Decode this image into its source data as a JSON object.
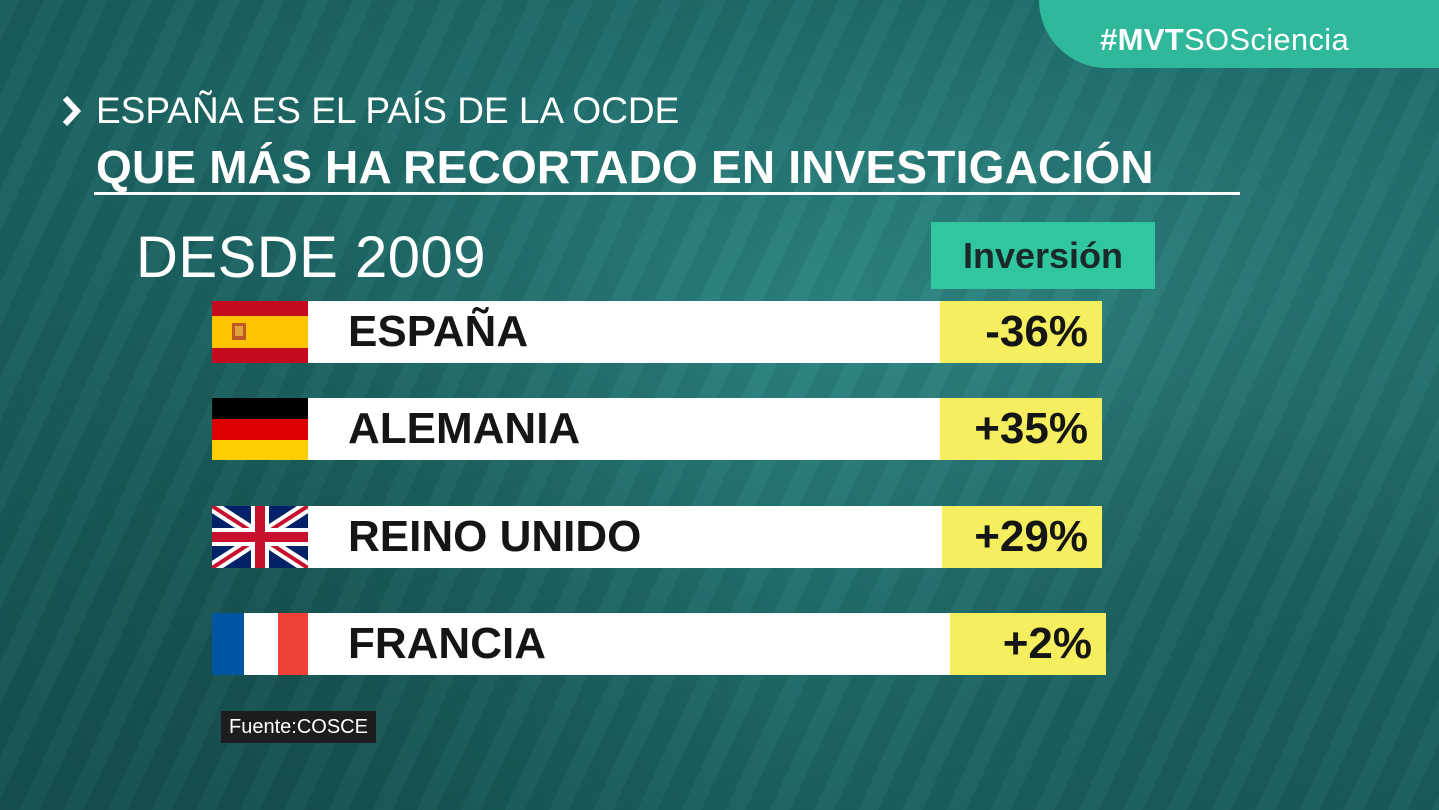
{
  "hashtag": {
    "bold": "#MVT",
    "rest": "SOSciencia"
  },
  "kicker": "ESPAÑA ES EL PAÍS DE LA OCDE",
  "headline": "QUE MÁS HA RECORTADO EN INVESTIGACIÓN",
  "period": "DESDE 2009",
  "column_header": "Inversión",
  "rows": [
    {
      "country": "ESPAÑA",
      "value": "-36%",
      "flag": "spain-flag-icon"
    },
    {
      "country": "ALEMANIA",
      "value": "+35%",
      "flag": "germany-flag-icon"
    },
    {
      "country": "REINO UNIDO",
      "value": "+29%",
      "flag": "uk-flag-icon"
    },
    {
      "country": "FRANCIA",
      "value": "+2%",
      "flag": "france-flag-icon"
    }
  ],
  "source": "Fuente:COSCE",
  "colors": {
    "background": "#1f6e6c",
    "accent_green": "#2fc6a0",
    "value_yellow": "#f5ee5e",
    "hashtag_tab": "#2fb89a"
  }
}
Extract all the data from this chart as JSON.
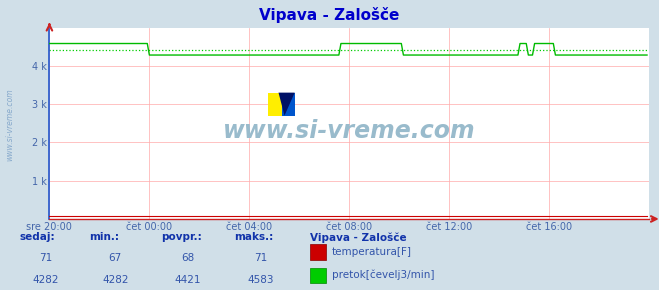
{
  "title": "Vipava - Zalošče",
  "title_color": "#0000cc",
  "bg_color": "#d0dfe8",
  "plot_bg_color": "#ffffff",
  "grid_color": "#ffaaaa",
  "left_spine_color": "#2255cc",
  "bottom_spine_color": "#cc2222",
  "arrow_color": "#cc2222",
  "ylim": [
    0,
    5000
  ],
  "xlim_n": 288,
  "yticks": [
    1000,
    2000,
    3000,
    4000
  ],
  "ytick_labels": [
    "1 k",
    "2 k",
    "3 k",
    "4 k"
  ],
  "xtick_labels": [
    "sre 20:00",
    "čet 00:00",
    "čet 04:00",
    "čet 08:00",
    "čet 12:00",
    "čet 16:00"
  ],
  "xtick_positions": [
    0,
    48,
    96,
    144,
    192,
    240
  ],
  "temp_color": "#cc0000",
  "flow_color": "#00bb00",
  "flow_avg_color": "#00cc00",
  "watermark_text": "www.si-vreme.com",
  "watermark_color": "#99bbcc",
  "sidebar_text": "www.si-vreme.com",
  "sidebar_color": "#88aacc",
  "footer_bg": "#ccdde8",
  "footer_text_color": "#3355aa",
  "footer_label_color": "#1133aa",
  "sedaj_label": "sedaj:",
  "min_label": "min.:",
  "povpr_label": "povpr.:",
  "maks_label": "maks.:",
  "station_label": "Vipava - Zalošče",
  "temp_sedaj": 71,
  "temp_min": 67,
  "temp_povpr": 68,
  "temp_maks": 71,
  "flow_sedaj": 4282,
  "flow_min": 4282,
  "flow_povpr": 4421,
  "flow_maks": 4583,
  "temp_legend": "temperatura[F]",
  "flow_legend": "pretok[čevelj3/min]",
  "tick_color": "#4466aa",
  "flow_profile": [
    4583,
    4583,
    4583,
    4583,
    4583,
    4583,
    4583,
    4583,
    4583,
    4583,
    4583,
    4583,
    4583,
    4583,
    4583,
    4583,
    4583,
    4583,
    4583,
    4583,
    4583,
    4583,
    4583,
    4583,
    4583,
    4583,
    4583,
    4583,
    4583,
    4583,
    4583,
    4583,
    4583,
    4583,
    4583,
    4583,
    4583,
    4583,
    4583,
    4583,
    4583,
    4583,
    4583,
    4583,
    4583,
    4583,
    4583,
    4583,
    4282,
    4282,
    4282,
    4282,
    4282,
    4282,
    4282,
    4282,
    4282,
    4282,
    4282,
    4282,
    4282,
    4282,
    4282,
    4282,
    4282,
    4282,
    4282,
    4282,
    4282,
    4282,
    4282,
    4282,
    4282,
    4282,
    4282,
    4282,
    4282,
    4282,
    4282,
    4282,
    4282,
    4282,
    4282,
    4282,
    4282,
    4282,
    4282,
    4282,
    4282,
    4282,
    4282,
    4282,
    4282,
    4282,
    4282,
    4282,
    4282,
    4282,
    4282,
    4282,
    4282,
    4282,
    4282,
    4282,
    4282,
    4282,
    4282,
    4282,
    4282,
    4282,
    4282,
    4282,
    4282,
    4282,
    4282,
    4282,
    4282,
    4282,
    4282,
    4282,
    4282,
    4282,
    4282,
    4282,
    4282,
    4282,
    4282,
    4282,
    4282,
    4282,
    4282,
    4282,
    4282,
    4282,
    4282,
    4282,
    4282,
    4282,
    4282,
    4282,
    4583,
    4583,
    4583,
    4583,
    4583,
    4583,
    4583,
    4583,
    4583,
    4583,
    4583,
    4583,
    4583,
    4583,
    4583,
    4583,
    4583,
    4583,
    4583,
    4583,
    4583,
    4583,
    4583,
    4583,
    4583,
    4583,
    4583,
    4583,
    4583,
    4583,
    4282,
    4282,
    4282,
    4282,
    4282,
    4282,
    4282,
    4282,
    4282,
    4282,
    4282,
    4282,
    4282,
    4282,
    4282,
    4282,
    4282,
    4282,
    4282,
    4282,
    4282,
    4282,
    4282,
    4282,
    4282,
    4282,
    4282,
    4282,
    4282,
    4282,
    4282,
    4282,
    4282,
    4282,
    4282,
    4282,
    4282,
    4282,
    4282,
    4282,
    4282,
    4282,
    4282,
    4282,
    4282,
    4282,
    4282,
    4282,
    4282,
    4282,
    4282,
    4282,
    4282,
    4282,
    4282,
    4282,
    4583,
    4583,
    4583,
    4583,
    4282,
    4282,
    4282,
    4583,
    4583,
    4583,
    4583,
    4583,
    4583,
    4583,
    4583,
    4583,
    4583,
    4282,
    4282,
    4282,
    4282,
    4282,
    4282,
    4282,
    4282,
    4282,
    4282,
    4282,
    4282,
    4282,
    4282,
    4282,
    4282,
    4282,
    4282
  ]
}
● ● ●
> To do: Every record gets retyped exactly; no picture goes into the copy.

> Task output:
Decode this image into its source data as a JSON object.
{
  "hashtag": {
    "bold": "#MVT",
    "rest": "SOSciencia"
  },
  "kicker": "ESPAÑA ES EL PAÍS DE LA OCDE",
  "headline": "QUE MÁS HA RECORTADO EN INVESTIGACIÓN",
  "period": "DESDE 2009",
  "column_header": "Inversión",
  "rows": [
    {
      "country": "ESPAÑA",
      "value": "-36%",
      "flag": "spain-flag-icon"
    },
    {
      "country": "ALEMANIA",
      "value": "+35%",
      "flag": "germany-flag-icon"
    },
    {
      "country": "REINO UNIDO",
      "value": "+29%",
      "flag": "uk-flag-icon"
    },
    {
      "country": "FRANCIA",
      "value": "+2%",
      "flag": "france-flag-icon"
    }
  ],
  "source": "Fuente:COSCE",
  "colors": {
    "background": "#1f6e6c",
    "accent_green": "#2fc6a0",
    "value_yellow": "#f5ee5e",
    "hashtag_tab": "#2fb89a"
  }
}
Extract all the data from this chart as JSON.
{
  "title": "Vipava - Zalošče",
  "title_color": "#0000cc",
  "bg_color": "#d0dfe8",
  "plot_bg_color": "#ffffff",
  "grid_color": "#ffaaaa",
  "left_spine_color": "#2255cc",
  "bottom_spine_color": "#cc2222",
  "arrow_color": "#cc2222",
  "ylim": [
    0,
    5000
  ],
  "xlim_n": 288,
  "yticks": [
    1000,
    2000,
    3000,
    4000
  ],
  "ytick_labels": [
    "1 k",
    "2 k",
    "3 k",
    "4 k"
  ],
  "xtick_labels": [
    "sre 20:00",
    "čet 00:00",
    "čet 04:00",
    "čet 08:00",
    "čet 12:00",
    "čet 16:00"
  ],
  "xtick_positions": [
    0,
    48,
    96,
    144,
    192,
    240
  ],
  "temp_color": "#cc0000",
  "flow_color": "#00bb00",
  "flow_avg_color": "#00cc00",
  "watermark_text": "www.si-vreme.com",
  "watermark_color": "#99bbcc",
  "sidebar_text": "www.si-vreme.com",
  "sidebar_color": "#88aacc",
  "footer_bg": "#ccdde8",
  "footer_text_color": "#3355aa",
  "footer_label_color": "#1133aa",
  "sedaj_label": "sedaj:",
  "min_label": "min.:",
  "povpr_label": "povpr.:",
  "maks_label": "maks.:",
  "station_label": "Vipava - Zalošče",
  "temp_sedaj": 71,
  "temp_min": 67,
  "temp_povpr": 68,
  "temp_maks": 71,
  "flow_sedaj": 4282,
  "flow_min": 4282,
  "flow_povpr": 4421,
  "flow_maks": 4583,
  "temp_legend": "temperatura[F]",
  "flow_legend": "pretok[čevelj3/min]",
  "tick_color": "#4466aa",
  "flow_profile": [
    4583,
    4583,
    4583,
    4583,
    4583,
    4583,
    4583,
    4583,
    4583,
    4583,
    4583,
    4583,
    4583,
    4583,
    4583,
    4583,
    4583,
    4583,
    4583,
    4583,
    4583,
    4583,
    4583,
    4583,
    4583,
    4583,
    4583,
    4583,
    4583,
    4583,
    4583,
    4583,
    4583,
    4583,
    4583,
    4583,
    4583,
    4583,
    4583,
    4583,
    4583,
    4583,
    4583,
    4583,
    4583,
    4583,
    4583,
    4583,
    4282,
    4282,
    4282,
    4282,
    4282,
    4282,
    4282,
    4282,
    4282,
    4282,
    4282,
    4282,
    4282,
    4282,
    4282,
    4282,
    4282,
    4282,
    4282,
    4282,
    4282,
    4282,
    4282,
    4282,
    4282,
    4282,
    4282,
    4282,
    4282,
    4282,
    4282,
    4282,
    4282,
    4282,
    4282,
    4282,
    4282,
    4282,
    4282,
    4282,
    4282,
    4282,
    4282,
    4282,
    4282,
    4282,
    4282,
    4282,
    4282,
    4282,
    4282,
    4282,
    4282,
    4282,
    4282,
    4282,
    4282,
    4282,
    4282,
    4282,
    4282,
    4282,
    4282,
    4282,
    4282,
    4282,
    4282,
    4282,
    4282,
    4282,
    4282,
    4282,
    4282,
    4282,
    4282,
    4282,
    4282,
    4282,
    4282,
    4282,
    4282,
    4282,
    4282,
    4282,
    4282,
    4282,
    4282,
    4282,
    4282,
    4282,
    4282,
    4282,
    4583,
    4583,
    4583,
    4583,
    4583,
    4583,
    4583,
    4583,
    4583,
    4583,
    4583,
    4583,
    4583,
    4583,
    4583,
    4583,
    4583,
    4583,
    4583,
    4583,
    4583,
    4583,
    4583,
    4583,
    4583,
    4583,
    4583,
    4583,
    4583,
    4583,
    4282,
    4282,
    4282,
    4282,
    4282,
    4282,
    4282,
    4282,
    4282,
    4282,
    4282,
    4282,
    4282,
    4282,
    4282,
    4282,
    4282,
    4282,
    4282,
    4282,
    4282,
    4282,
    4282,
    4282,
    4282,
    4282,
    4282,
    4282,
    4282,
    4282,
    4282,
    4282,
    4282,
    4282,
    4282,
    4282,
    4282,
    4282,
    4282,
    4282,
    4282,
    4282,
    4282,
    4282,
    4282,
    4282,
    4282,
    4282,
    4282,
    4282,
    4282,
    4282,
    4282,
    4282,
    4282,
    4282,
    4583,
    4583,
    4583,
    4583,
    4282,
    4282,
    4282,
    4583,
    4583,
    4583,
    4583,
    4583,
    4583,
    4583,
    4583,
    4583,
    4583,
    4282,
    4282,
    4282,
    4282,
    4282,
    4282,
    4282,
    4282,
    4282,
    4282,
    4282,
    4282,
    4282,
    4282,
    4282,
    4282,
    4282,
    4282
  ]
}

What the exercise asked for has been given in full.